====== Given data

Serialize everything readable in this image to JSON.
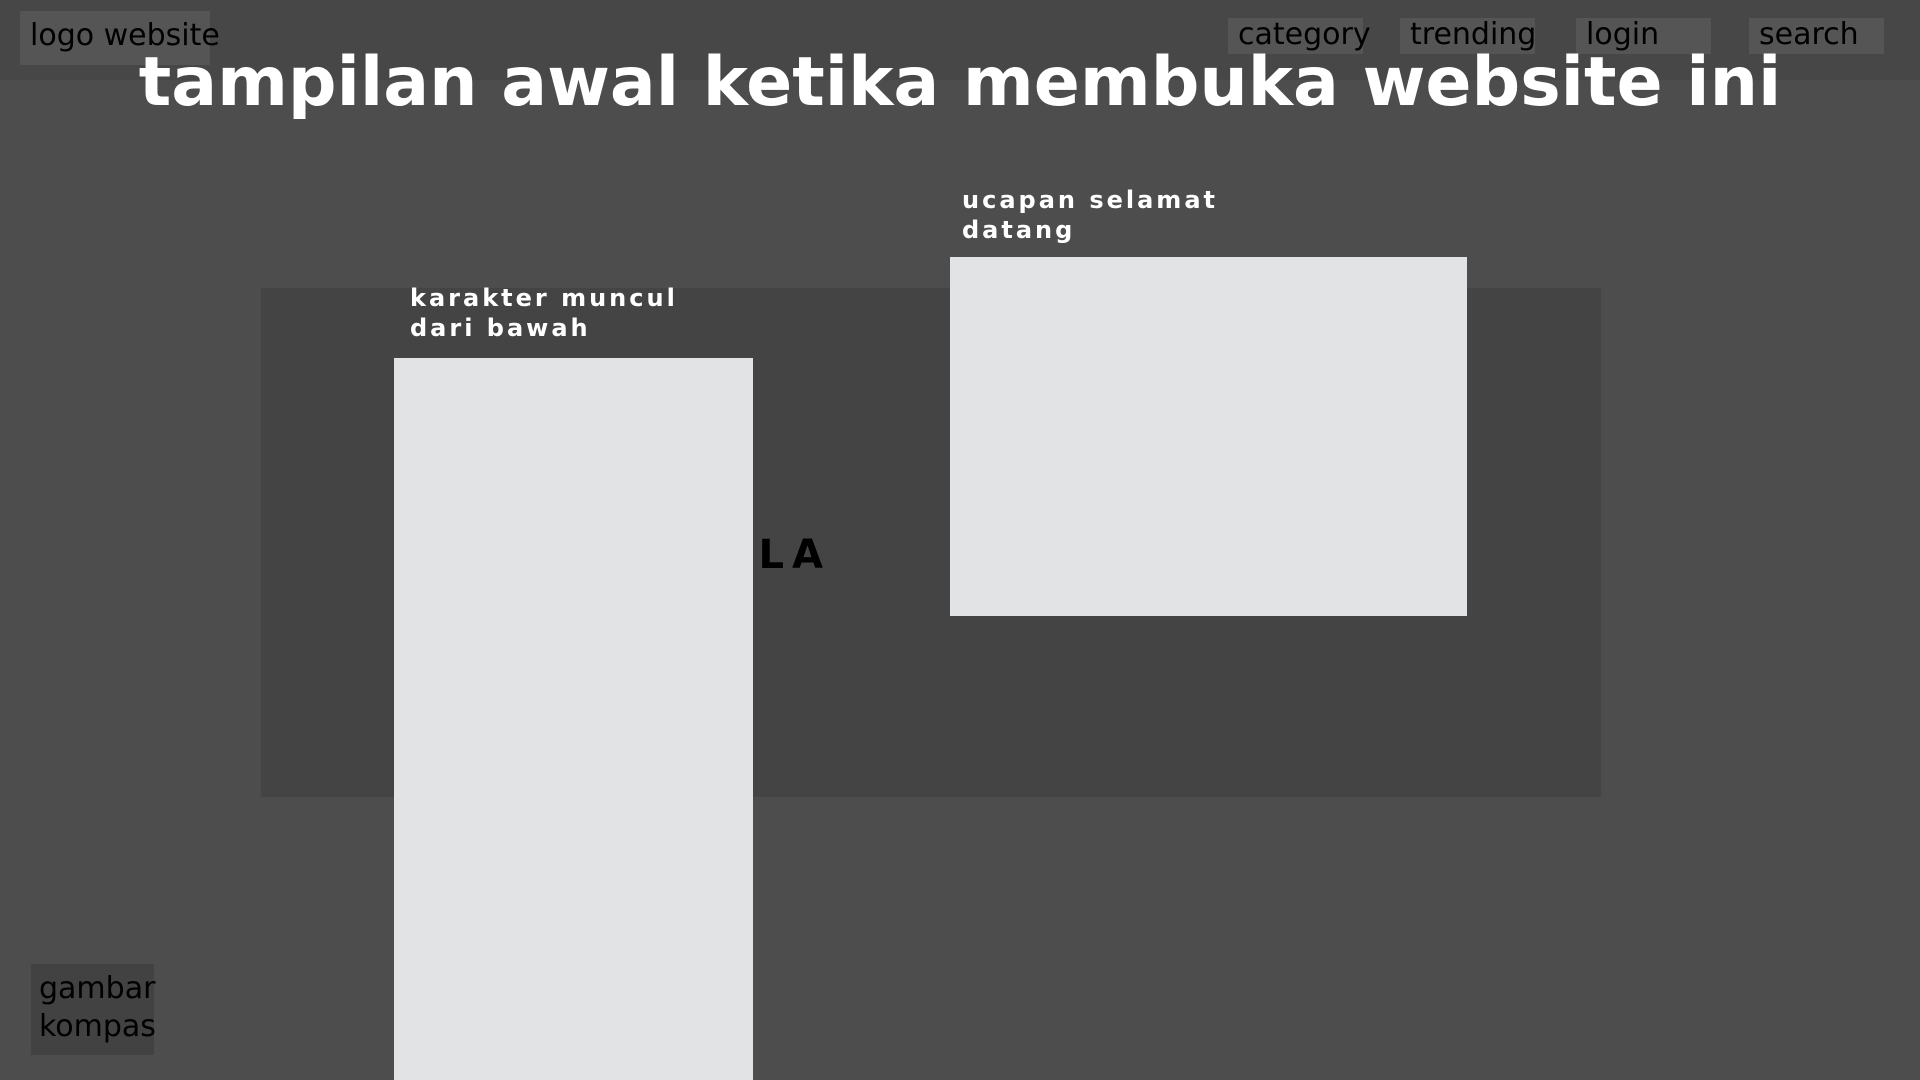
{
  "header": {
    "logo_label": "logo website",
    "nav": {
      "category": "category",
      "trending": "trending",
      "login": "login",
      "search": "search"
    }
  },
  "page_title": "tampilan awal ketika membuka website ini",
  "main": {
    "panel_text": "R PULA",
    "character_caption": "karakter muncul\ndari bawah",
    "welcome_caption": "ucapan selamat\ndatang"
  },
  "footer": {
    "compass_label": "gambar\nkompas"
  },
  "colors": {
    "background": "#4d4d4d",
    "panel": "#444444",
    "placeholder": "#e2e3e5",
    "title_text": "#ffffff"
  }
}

============
====== Given data

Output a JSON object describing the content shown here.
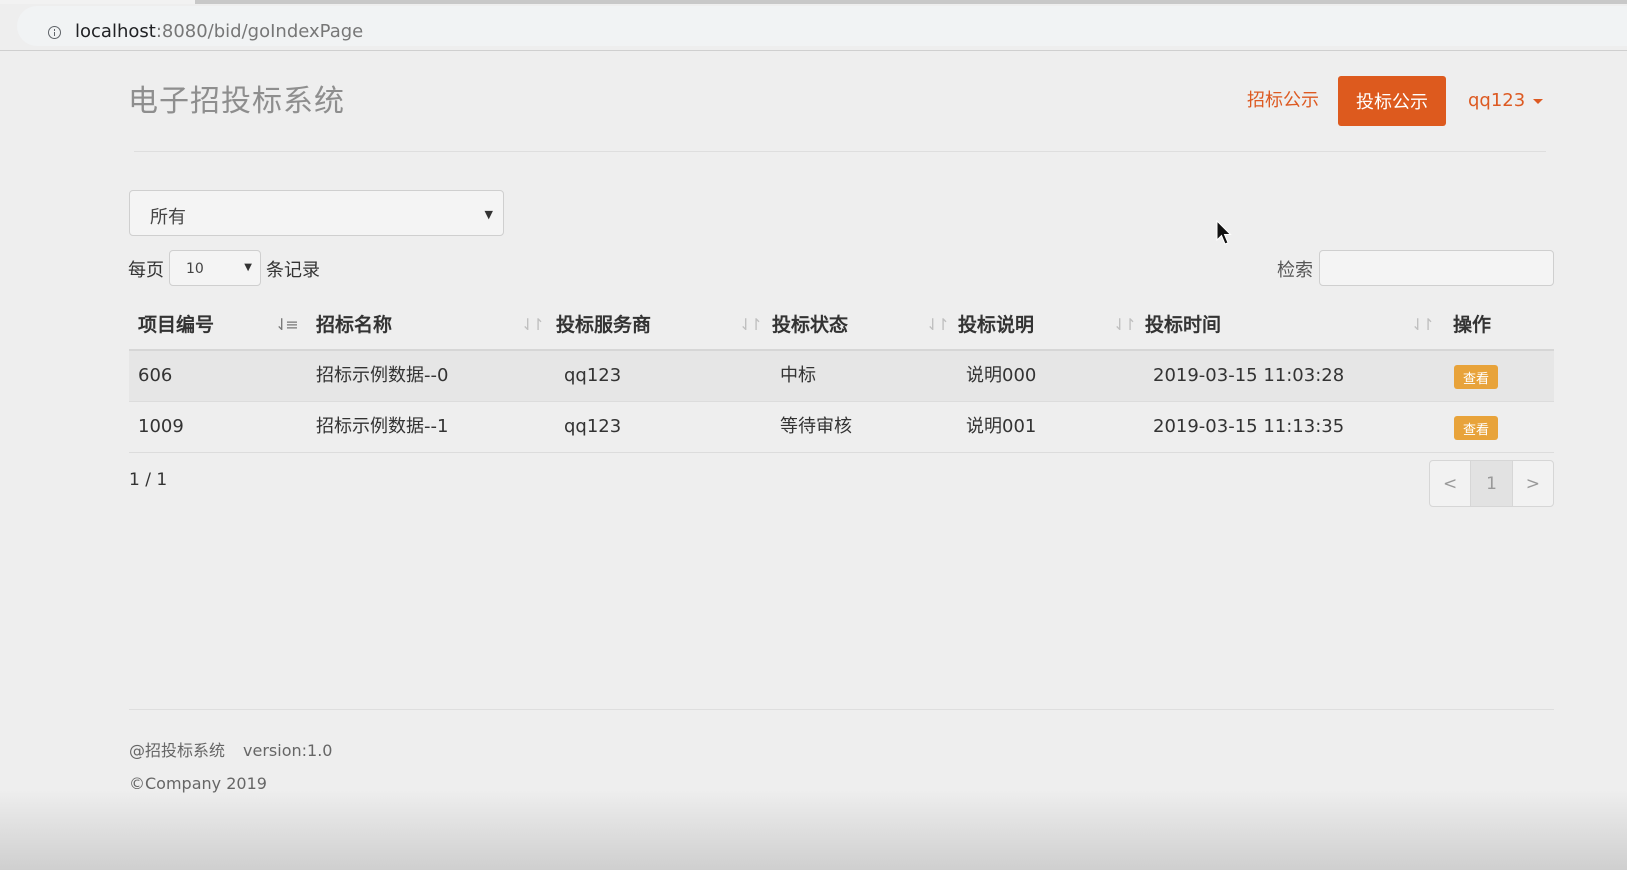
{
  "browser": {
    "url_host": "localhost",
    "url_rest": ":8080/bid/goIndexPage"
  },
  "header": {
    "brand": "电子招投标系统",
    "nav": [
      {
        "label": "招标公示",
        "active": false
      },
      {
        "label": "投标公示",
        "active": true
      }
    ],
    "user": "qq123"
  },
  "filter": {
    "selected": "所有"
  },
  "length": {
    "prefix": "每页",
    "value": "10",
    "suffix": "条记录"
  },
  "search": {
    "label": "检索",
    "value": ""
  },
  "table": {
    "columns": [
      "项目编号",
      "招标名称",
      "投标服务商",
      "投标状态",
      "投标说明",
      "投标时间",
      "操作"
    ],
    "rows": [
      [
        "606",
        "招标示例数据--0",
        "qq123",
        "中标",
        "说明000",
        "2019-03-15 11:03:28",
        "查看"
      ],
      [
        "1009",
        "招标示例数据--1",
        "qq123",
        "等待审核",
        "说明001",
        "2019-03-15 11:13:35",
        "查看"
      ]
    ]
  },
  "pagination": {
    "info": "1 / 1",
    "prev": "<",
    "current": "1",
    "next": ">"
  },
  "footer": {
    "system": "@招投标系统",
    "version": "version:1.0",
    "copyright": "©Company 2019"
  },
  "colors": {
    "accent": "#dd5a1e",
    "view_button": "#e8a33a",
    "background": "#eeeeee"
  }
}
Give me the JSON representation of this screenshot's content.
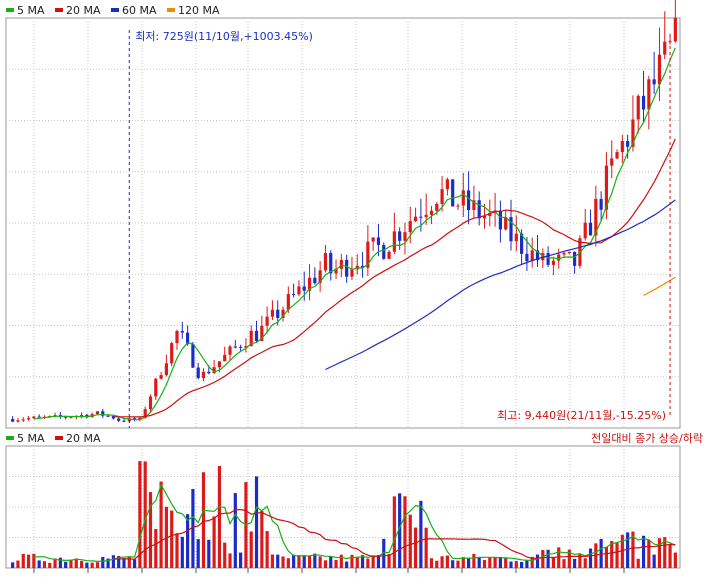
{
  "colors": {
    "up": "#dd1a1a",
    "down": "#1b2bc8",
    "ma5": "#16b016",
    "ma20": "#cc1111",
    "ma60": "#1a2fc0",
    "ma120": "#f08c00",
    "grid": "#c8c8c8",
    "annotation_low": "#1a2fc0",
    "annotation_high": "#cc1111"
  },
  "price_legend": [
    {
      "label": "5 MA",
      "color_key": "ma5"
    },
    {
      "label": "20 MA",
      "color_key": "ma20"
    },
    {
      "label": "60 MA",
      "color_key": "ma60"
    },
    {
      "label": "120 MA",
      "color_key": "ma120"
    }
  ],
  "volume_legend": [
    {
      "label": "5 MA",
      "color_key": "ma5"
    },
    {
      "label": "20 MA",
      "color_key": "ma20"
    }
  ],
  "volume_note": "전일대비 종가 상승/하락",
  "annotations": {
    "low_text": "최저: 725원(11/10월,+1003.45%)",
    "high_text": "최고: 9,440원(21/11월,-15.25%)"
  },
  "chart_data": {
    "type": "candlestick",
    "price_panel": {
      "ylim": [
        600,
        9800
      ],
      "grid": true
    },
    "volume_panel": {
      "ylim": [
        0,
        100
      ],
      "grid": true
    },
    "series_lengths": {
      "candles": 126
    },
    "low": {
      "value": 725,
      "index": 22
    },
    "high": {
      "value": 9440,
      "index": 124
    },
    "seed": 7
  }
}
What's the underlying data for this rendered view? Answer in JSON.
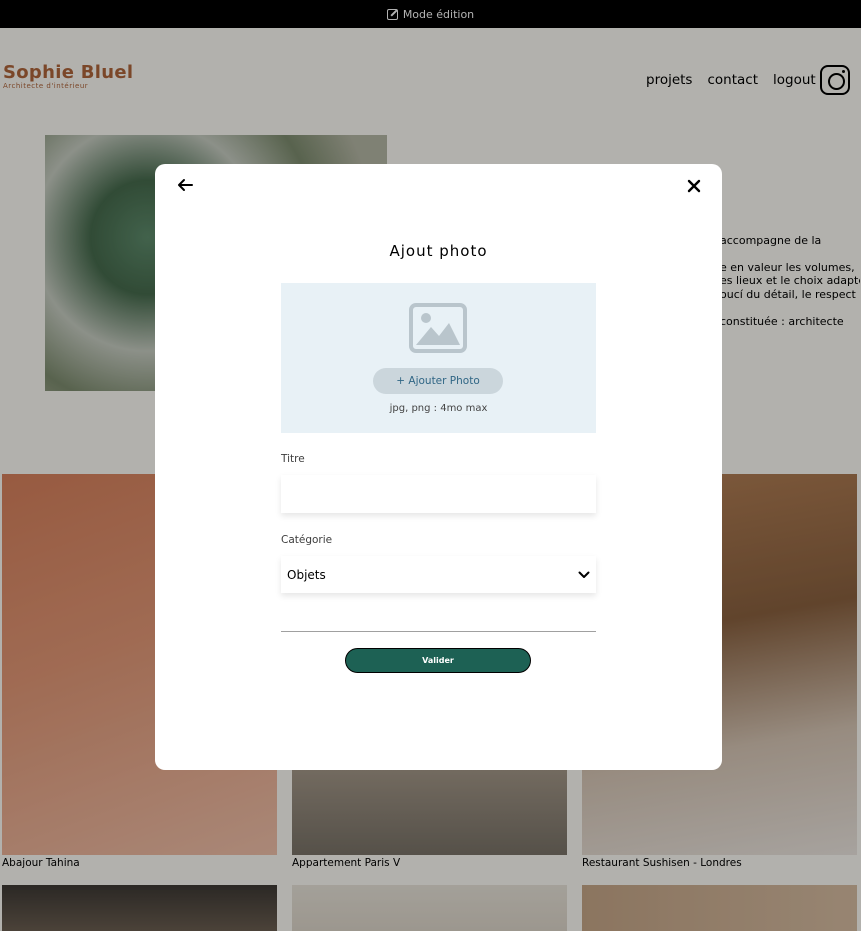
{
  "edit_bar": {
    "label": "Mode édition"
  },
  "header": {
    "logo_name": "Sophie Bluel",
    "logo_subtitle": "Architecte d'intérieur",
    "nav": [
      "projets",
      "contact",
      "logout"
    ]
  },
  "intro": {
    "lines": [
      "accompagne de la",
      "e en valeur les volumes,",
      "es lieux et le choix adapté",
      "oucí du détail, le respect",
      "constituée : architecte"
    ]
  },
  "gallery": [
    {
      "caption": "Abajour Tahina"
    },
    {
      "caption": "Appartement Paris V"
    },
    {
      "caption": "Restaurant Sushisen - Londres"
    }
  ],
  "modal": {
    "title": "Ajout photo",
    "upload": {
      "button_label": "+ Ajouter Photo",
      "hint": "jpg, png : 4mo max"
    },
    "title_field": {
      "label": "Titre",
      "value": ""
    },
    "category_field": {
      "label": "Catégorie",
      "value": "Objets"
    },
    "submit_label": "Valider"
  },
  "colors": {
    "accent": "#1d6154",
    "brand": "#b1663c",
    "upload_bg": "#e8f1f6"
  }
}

============
====== Given data

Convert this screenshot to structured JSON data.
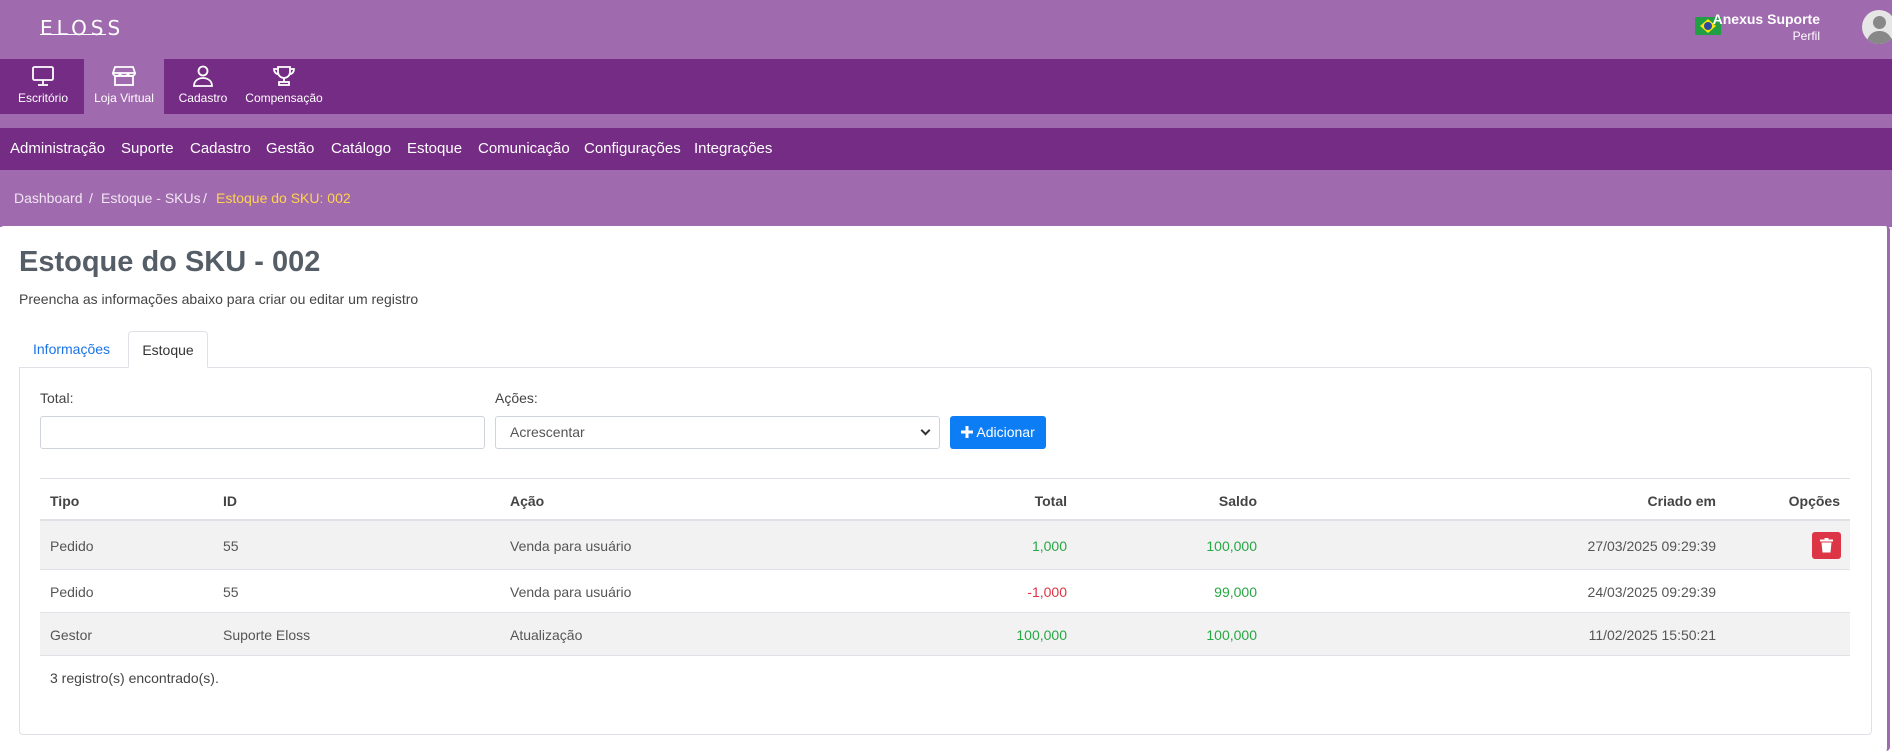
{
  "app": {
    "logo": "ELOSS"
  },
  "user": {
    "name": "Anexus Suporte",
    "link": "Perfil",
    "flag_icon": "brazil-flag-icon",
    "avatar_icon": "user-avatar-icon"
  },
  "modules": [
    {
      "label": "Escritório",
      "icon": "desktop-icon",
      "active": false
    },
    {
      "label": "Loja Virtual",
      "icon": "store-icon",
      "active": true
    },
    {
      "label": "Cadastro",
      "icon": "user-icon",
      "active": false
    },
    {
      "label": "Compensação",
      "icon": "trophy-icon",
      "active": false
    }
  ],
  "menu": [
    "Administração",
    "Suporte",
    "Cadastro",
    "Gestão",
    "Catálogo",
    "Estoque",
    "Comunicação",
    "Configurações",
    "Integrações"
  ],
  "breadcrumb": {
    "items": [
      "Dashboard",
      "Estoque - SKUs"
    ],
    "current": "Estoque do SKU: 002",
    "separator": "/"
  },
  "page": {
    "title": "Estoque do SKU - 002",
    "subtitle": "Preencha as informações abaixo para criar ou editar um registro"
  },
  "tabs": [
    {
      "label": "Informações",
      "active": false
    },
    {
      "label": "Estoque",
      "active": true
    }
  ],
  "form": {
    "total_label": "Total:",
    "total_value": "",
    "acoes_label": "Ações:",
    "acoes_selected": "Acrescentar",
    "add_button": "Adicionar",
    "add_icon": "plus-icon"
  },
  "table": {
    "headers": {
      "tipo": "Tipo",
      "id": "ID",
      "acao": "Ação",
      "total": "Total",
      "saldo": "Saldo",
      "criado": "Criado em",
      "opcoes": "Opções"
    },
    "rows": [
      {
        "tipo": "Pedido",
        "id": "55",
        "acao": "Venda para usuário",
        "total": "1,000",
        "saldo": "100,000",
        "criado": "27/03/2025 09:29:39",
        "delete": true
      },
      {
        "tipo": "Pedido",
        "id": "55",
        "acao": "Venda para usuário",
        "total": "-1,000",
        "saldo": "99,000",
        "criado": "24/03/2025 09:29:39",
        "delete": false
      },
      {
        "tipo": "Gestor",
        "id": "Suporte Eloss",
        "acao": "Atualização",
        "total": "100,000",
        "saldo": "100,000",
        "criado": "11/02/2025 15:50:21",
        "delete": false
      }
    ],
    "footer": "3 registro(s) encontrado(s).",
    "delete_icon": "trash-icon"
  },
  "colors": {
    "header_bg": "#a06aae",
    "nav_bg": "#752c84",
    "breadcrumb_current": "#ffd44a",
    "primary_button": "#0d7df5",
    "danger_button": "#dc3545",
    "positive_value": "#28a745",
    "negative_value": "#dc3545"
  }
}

============

Exercise details:
Looking at the data above, show all lines where the word "registro" occurs.

The result:
    "subtitle": "Preencha as informações abaixo para criar ou editar um registro"
    "footer": "3 registro(s) encontrado(s).",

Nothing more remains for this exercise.